(Recorded data)
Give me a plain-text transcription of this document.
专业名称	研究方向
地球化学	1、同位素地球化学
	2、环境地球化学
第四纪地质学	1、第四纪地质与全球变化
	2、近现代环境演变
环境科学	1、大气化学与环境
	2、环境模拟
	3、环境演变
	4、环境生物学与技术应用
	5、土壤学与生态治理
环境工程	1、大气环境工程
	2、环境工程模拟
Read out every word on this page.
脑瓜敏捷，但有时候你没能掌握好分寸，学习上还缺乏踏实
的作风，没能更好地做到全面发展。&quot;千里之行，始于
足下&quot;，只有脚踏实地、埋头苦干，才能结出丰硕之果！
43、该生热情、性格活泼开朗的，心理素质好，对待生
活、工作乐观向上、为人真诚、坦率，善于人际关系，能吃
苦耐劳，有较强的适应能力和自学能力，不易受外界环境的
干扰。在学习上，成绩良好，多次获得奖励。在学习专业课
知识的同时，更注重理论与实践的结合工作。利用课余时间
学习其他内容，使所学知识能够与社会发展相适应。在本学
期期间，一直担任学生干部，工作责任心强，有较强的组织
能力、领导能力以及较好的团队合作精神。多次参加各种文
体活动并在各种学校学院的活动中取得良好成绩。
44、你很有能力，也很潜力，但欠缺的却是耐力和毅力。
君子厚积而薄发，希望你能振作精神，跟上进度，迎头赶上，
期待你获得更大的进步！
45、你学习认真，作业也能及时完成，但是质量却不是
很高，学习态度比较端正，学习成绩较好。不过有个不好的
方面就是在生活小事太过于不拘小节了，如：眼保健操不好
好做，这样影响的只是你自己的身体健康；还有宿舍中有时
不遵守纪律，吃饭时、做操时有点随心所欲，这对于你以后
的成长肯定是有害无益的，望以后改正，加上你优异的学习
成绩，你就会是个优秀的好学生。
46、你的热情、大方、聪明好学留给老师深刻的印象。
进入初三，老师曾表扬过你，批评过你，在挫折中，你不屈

* * *

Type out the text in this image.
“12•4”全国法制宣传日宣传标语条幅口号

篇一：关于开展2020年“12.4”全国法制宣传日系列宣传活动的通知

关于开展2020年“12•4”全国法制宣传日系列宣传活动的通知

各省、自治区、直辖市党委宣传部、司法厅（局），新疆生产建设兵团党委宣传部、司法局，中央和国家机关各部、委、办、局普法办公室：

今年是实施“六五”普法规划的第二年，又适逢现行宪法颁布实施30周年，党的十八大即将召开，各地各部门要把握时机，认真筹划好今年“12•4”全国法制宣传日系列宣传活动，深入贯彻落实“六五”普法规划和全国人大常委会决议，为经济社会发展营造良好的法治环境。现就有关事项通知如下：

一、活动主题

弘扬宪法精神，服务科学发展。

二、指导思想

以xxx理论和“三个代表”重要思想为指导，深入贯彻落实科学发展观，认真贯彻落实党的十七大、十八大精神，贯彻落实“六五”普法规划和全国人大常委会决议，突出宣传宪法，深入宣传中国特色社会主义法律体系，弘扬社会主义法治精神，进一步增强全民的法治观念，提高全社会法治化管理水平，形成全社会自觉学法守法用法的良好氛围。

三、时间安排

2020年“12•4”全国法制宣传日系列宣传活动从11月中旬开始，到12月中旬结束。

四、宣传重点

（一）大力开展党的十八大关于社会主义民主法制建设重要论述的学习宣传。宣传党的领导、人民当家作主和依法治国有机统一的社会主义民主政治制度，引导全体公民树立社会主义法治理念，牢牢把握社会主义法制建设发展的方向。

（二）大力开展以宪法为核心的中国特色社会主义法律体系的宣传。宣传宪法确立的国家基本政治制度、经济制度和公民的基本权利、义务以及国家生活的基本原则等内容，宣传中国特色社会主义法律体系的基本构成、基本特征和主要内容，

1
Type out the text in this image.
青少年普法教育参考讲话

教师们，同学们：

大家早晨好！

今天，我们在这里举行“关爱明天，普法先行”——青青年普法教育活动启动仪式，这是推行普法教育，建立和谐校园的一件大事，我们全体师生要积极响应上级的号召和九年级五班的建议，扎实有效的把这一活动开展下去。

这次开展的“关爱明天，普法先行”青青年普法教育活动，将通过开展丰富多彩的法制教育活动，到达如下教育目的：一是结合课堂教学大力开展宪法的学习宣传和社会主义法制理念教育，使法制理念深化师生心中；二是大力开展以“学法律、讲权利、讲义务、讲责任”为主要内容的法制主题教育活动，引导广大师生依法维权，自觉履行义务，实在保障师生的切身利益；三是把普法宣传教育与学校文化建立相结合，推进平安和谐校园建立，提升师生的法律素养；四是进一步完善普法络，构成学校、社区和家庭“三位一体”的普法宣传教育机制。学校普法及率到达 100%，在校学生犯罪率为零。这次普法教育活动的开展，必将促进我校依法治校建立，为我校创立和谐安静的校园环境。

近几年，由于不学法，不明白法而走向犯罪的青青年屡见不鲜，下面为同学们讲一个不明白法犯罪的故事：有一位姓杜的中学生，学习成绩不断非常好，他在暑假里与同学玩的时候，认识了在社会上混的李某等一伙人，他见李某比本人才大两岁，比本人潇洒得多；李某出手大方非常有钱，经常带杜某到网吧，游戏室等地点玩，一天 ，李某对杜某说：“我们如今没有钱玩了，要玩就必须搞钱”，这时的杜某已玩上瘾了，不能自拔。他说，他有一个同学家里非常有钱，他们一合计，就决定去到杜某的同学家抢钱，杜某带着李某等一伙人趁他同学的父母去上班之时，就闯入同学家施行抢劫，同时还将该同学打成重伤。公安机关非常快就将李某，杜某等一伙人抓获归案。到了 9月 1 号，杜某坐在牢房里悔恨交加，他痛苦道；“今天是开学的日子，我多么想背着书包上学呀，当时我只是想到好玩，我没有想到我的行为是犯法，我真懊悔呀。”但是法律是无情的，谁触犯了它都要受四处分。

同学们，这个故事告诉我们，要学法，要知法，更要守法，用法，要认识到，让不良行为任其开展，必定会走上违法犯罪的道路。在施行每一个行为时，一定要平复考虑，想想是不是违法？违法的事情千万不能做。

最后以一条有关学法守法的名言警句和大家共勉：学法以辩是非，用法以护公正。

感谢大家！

---

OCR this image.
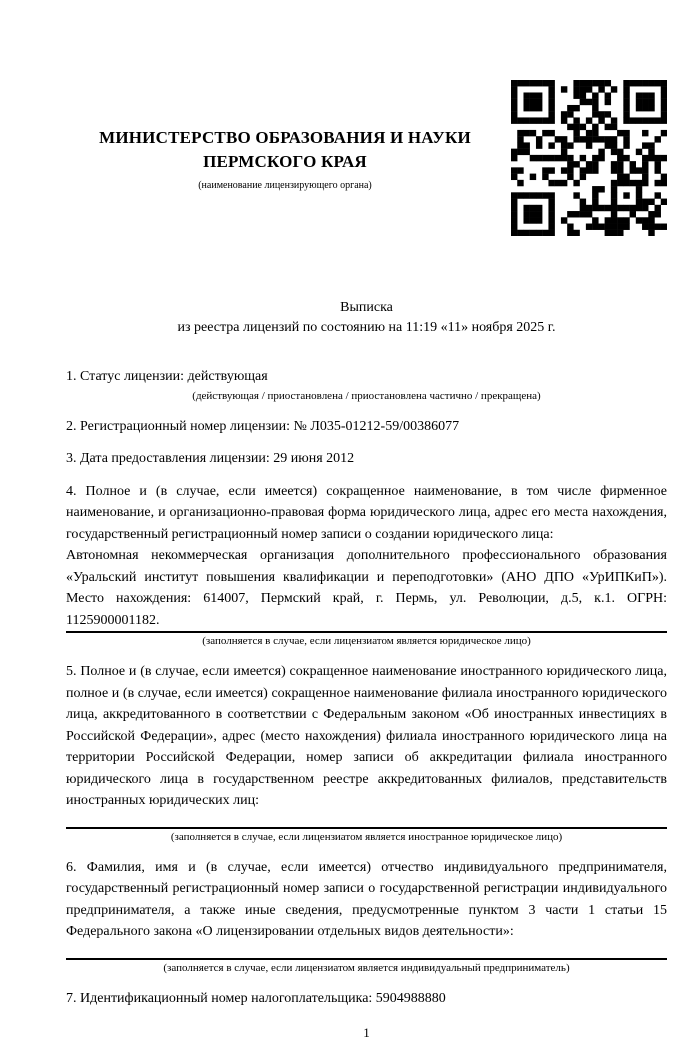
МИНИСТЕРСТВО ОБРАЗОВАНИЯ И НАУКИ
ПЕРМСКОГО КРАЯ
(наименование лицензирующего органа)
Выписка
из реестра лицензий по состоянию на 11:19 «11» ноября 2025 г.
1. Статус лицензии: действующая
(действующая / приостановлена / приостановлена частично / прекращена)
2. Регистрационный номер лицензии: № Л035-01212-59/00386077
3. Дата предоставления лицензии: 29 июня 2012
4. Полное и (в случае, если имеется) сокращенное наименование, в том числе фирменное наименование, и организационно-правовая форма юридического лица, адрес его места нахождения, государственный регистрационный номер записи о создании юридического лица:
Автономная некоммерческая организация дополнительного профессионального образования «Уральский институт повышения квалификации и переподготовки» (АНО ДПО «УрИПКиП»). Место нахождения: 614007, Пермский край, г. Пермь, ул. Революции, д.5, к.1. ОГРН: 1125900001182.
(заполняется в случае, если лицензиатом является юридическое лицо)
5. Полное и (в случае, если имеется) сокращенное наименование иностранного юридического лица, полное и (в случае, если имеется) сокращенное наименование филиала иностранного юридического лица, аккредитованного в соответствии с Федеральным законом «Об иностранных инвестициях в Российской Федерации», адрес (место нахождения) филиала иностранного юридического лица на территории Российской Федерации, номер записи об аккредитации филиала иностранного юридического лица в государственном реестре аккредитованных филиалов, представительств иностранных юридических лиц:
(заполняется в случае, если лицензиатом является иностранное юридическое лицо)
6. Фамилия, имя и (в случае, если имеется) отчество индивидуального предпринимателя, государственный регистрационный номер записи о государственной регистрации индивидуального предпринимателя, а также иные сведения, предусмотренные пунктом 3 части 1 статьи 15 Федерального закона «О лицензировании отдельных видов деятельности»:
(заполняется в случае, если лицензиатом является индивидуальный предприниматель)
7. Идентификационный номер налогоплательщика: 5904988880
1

▶ **Short problem**: Find every line in the records above that contains the word "лицензиатом", and copy each one.

▶ **Solved problem**:
(заполняется в случае, если лицензиатом является юридическое лицо)
(заполняется в случае, если лицензиатом является иностранное юридическое лицо)
(заполняется в случае, если лицензиатом является индивидуальный предприниматель)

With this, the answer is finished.